→ Problem to work on
From the entries below, copy every line where the string "hour" appears.

[Figure record extracts]
◇ ◇ ◇ ◇

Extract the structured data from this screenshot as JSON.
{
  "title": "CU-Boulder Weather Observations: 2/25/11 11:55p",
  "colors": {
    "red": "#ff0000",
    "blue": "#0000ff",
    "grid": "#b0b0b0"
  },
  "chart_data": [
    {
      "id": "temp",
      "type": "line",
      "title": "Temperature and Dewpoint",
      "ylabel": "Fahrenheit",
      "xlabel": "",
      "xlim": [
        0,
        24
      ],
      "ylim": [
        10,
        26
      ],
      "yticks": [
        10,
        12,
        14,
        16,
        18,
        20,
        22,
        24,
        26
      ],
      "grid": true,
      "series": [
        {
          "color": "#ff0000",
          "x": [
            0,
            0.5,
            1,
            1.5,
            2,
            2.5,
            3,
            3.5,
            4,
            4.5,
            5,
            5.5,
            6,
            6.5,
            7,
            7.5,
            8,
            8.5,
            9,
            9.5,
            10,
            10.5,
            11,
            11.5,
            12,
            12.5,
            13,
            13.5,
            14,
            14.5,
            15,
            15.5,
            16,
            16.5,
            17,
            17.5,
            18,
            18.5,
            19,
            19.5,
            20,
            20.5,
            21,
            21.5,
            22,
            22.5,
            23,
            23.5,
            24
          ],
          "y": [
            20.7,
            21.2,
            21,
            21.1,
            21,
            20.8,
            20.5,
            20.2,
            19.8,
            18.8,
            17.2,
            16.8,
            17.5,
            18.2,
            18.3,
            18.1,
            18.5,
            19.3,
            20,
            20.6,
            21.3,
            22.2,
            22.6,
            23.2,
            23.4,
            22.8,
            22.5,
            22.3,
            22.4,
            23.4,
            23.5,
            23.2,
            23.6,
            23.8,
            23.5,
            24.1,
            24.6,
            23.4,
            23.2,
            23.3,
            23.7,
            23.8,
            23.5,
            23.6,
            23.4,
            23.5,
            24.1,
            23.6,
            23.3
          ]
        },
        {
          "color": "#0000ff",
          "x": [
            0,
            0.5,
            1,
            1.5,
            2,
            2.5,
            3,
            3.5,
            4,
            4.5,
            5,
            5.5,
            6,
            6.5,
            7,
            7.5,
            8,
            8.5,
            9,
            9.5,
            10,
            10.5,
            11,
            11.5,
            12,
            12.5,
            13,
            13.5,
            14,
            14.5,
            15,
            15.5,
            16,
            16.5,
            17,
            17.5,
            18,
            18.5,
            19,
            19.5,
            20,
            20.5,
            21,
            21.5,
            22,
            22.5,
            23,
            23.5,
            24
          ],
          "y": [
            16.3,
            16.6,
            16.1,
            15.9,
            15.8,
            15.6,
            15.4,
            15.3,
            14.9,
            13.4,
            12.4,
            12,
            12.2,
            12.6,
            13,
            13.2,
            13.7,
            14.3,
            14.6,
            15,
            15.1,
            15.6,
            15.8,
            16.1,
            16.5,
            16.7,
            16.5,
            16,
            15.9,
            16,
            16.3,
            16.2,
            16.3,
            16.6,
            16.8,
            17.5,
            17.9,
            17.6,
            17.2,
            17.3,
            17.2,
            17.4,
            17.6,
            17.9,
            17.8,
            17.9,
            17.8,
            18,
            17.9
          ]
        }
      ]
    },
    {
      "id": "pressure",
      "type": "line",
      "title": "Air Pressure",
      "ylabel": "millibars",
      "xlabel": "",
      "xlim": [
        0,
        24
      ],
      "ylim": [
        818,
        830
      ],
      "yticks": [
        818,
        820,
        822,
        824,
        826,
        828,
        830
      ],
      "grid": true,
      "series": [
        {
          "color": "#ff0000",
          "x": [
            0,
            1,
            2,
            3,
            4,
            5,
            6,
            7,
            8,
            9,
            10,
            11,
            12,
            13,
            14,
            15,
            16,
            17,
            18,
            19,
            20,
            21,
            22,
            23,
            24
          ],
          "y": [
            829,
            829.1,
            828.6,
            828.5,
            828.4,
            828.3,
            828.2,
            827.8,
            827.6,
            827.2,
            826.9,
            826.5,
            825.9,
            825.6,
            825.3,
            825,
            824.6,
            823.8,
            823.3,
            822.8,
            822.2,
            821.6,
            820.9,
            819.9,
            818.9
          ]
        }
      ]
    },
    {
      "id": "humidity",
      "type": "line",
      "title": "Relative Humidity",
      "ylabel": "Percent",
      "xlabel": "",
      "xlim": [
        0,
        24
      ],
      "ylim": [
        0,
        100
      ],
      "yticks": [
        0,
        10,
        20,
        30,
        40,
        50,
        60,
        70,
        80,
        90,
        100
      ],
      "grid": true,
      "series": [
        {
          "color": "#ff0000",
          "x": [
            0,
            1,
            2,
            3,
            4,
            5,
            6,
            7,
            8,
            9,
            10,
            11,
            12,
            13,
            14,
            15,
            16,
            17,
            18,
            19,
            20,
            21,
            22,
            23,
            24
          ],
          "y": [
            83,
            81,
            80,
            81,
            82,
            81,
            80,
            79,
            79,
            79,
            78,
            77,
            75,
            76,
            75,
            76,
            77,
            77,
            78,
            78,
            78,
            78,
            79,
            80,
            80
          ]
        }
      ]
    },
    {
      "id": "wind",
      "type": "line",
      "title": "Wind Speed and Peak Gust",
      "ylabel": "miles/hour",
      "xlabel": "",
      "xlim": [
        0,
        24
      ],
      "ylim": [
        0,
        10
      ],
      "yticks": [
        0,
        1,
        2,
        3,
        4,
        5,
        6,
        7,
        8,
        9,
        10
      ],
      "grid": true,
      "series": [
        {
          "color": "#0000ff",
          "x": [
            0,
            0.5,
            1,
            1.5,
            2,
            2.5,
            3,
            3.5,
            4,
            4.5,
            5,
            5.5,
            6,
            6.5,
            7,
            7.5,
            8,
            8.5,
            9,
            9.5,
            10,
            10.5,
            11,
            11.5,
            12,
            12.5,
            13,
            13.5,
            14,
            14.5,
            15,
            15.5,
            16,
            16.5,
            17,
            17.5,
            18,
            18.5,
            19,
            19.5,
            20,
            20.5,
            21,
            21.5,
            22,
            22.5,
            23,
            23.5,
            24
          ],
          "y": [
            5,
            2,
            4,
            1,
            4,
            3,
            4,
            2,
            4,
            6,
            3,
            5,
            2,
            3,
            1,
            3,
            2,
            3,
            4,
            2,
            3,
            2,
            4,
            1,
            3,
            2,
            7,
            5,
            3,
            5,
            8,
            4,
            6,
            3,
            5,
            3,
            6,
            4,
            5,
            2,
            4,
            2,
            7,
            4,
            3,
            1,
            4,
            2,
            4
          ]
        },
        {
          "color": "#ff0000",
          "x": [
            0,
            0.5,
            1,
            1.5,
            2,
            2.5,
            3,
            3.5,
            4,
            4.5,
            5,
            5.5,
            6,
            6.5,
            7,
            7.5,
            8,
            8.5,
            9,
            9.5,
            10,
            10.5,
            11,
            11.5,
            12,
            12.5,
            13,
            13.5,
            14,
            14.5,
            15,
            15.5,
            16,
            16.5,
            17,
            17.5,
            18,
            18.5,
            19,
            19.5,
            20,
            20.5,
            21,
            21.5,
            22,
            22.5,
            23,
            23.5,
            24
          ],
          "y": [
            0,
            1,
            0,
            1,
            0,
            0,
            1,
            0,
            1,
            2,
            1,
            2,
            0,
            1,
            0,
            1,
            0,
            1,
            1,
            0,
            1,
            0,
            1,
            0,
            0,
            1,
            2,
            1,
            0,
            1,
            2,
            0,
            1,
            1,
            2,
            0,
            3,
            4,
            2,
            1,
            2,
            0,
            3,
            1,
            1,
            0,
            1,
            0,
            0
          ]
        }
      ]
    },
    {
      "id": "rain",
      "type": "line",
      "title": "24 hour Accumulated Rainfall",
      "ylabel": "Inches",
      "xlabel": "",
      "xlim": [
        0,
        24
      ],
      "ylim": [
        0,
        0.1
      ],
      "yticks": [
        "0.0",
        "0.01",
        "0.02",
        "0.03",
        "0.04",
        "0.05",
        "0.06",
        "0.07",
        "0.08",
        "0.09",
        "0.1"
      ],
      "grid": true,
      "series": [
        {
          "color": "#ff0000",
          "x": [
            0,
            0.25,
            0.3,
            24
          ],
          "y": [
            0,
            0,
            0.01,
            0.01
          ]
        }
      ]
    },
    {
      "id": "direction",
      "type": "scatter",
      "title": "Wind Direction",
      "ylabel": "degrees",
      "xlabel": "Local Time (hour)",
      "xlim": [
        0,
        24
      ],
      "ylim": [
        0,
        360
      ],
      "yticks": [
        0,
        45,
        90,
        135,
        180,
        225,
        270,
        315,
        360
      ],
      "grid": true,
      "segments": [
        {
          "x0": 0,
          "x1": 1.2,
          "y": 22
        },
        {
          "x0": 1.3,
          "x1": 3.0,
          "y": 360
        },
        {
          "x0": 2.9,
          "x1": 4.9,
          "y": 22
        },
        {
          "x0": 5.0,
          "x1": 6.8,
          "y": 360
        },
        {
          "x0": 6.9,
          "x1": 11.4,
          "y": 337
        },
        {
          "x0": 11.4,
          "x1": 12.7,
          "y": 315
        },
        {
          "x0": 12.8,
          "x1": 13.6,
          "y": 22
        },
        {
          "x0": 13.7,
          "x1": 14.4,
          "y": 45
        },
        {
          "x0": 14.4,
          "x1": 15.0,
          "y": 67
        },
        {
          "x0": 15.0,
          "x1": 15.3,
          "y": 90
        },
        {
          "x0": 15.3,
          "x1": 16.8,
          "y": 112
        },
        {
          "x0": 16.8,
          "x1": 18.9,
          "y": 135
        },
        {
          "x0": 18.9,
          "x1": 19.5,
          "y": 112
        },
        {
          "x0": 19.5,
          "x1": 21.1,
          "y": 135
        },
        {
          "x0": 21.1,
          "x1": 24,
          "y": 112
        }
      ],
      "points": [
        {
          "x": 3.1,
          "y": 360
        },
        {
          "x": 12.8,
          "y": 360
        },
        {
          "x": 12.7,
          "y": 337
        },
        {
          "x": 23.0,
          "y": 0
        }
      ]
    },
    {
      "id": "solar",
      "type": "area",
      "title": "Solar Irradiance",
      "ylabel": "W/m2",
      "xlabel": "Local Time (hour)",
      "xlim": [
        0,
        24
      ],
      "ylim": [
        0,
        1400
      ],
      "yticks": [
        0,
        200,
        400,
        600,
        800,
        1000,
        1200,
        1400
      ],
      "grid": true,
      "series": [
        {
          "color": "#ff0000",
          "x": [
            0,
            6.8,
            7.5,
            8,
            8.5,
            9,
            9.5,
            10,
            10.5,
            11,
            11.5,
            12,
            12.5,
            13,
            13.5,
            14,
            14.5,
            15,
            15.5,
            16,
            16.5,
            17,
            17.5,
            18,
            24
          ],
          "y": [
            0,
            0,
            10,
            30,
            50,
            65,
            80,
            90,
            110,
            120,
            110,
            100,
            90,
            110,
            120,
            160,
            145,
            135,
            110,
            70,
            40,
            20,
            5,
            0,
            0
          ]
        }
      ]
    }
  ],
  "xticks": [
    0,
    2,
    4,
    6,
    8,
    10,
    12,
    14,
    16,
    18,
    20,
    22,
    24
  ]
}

◇ ◇ ◇ ◇

→ The output
      "ylabel": "miles/hour",
      "title": "24 hour Accumulated Rainfall",
      "xlabel": "Local Time (hour)",
      "xlabel": "Local Time (hour)",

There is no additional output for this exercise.